### BRIEF
Quote every one of the items below word for word, line by line.

★ ★ ★ ★ ★

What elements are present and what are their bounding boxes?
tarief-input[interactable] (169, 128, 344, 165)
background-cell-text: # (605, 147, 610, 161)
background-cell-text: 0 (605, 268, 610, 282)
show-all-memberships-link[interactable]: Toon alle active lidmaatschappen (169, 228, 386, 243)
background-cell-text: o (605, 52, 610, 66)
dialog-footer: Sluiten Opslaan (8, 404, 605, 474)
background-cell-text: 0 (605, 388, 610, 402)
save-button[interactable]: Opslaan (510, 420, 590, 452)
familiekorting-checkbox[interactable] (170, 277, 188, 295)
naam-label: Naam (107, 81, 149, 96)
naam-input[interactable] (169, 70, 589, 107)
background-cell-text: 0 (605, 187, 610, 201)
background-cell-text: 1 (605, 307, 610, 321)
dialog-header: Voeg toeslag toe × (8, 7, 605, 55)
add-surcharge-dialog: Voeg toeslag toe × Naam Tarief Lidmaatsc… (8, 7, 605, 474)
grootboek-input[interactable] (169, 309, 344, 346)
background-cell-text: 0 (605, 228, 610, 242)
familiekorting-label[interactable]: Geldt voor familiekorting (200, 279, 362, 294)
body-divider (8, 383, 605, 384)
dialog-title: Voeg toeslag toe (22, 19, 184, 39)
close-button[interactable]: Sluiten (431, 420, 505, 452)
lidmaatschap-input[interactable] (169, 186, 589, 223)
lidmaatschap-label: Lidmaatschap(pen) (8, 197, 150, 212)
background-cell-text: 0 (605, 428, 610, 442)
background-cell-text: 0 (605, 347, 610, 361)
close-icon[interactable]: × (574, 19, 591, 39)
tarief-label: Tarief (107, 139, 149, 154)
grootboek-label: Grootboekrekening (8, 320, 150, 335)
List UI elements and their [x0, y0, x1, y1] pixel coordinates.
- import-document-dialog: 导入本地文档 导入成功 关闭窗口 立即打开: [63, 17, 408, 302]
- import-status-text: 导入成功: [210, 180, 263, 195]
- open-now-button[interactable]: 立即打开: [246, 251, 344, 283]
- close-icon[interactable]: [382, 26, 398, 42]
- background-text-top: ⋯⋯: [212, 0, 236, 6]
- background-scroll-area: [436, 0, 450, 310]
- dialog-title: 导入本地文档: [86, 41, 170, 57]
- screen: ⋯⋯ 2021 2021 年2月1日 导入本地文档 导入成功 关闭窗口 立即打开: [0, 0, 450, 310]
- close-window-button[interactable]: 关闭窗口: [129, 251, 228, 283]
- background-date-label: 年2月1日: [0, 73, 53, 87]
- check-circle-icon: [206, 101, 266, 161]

★ ★ ★ ★ ★

### WRITTEN SOLUTION
What elements are present and what are their bounding boxes?
tarief-input[interactable] (169, 128, 344, 165)
background-cell-text: # (605, 147, 610, 161)
background-cell-text: 0 (605, 268, 610, 282)
show-all-memberships-link[interactable]: Toon alle active lidmaatschappen (169, 228, 386, 243)
background-cell-text: o (605, 52, 610, 66)
dialog-footer: Sluiten Opslaan (8, 404, 605, 474)
background-cell-text: 0 (605, 388, 610, 402)
save-button[interactable]: Opslaan (510, 420, 590, 452)
familiekorting-checkbox[interactable] (170, 277, 188, 295)
naam-label: Naam (107, 81, 149, 96)
naam-input[interactable] (169, 70, 589, 107)
background-cell-text: 0 (605, 187, 610, 201)
background-cell-text: 1 (605, 307, 610, 321)
dialog-header: Voeg toeslag toe × (8, 7, 605, 55)
add-surcharge-dialog: Voeg toeslag toe × Naam Tarief Lidmaatsc… (8, 7, 605, 474)
grootboek-input[interactable] (169, 309, 344, 346)
background-cell-text: 0 (605, 228, 610, 242)
familiekorting-label[interactable]: Geldt voor familiekorting (200, 279, 362, 294)
body-divider (8, 383, 605, 384)
dialog-title: Voeg toeslag toe (22, 19, 184, 39)
close-button[interactable]: Sluiten (431, 420, 505, 452)
lidmaatschap-input[interactable] (169, 186, 589, 223)
lidmaatschap-label: Lidmaatschap(pen) (8, 197, 150, 212)
background-cell-text: 0 (605, 428, 610, 442)
background-cell-text: 0 (605, 347, 610, 361)
close-icon[interactable]: × (574, 19, 591, 39)
tarief-label: Tarief (107, 139, 149, 154)
grootboek-label: Grootboekrekening (8, 320, 150, 335)
List UI elements and their [x0, y0, x1, y1] pixel coordinates.
- import-document-dialog: 导入本地文档 导入成功 关闭窗口 立即打开: [63, 17, 408, 302]
- import-status-text: 导入成功: [210, 180, 263, 195]
- open-now-button[interactable]: 立即打开: [246, 251, 344, 283]
- close-icon[interactable]: [382, 26, 398, 42]
- background-text-top: ⋯⋯: [212, 0, 236, 6]
- background-scroll-area: [436, 0, 450, 310]
- dialog-title: 导入本地文档: [86, 41, 170, 57]
- screen: ⋯⋯ 2021 2021 年2月1日 导入本地文档 导入成功 关闭窗口 立即打开: [0, 0, 450, 310]
- close-window-button[interactable]: 关闭窗口: [129, 251, 228, 283]
- background-date-label: 年2月1日: [0, 73, 53, 87]
- check-circle-icon: [206, 101, 266, 161]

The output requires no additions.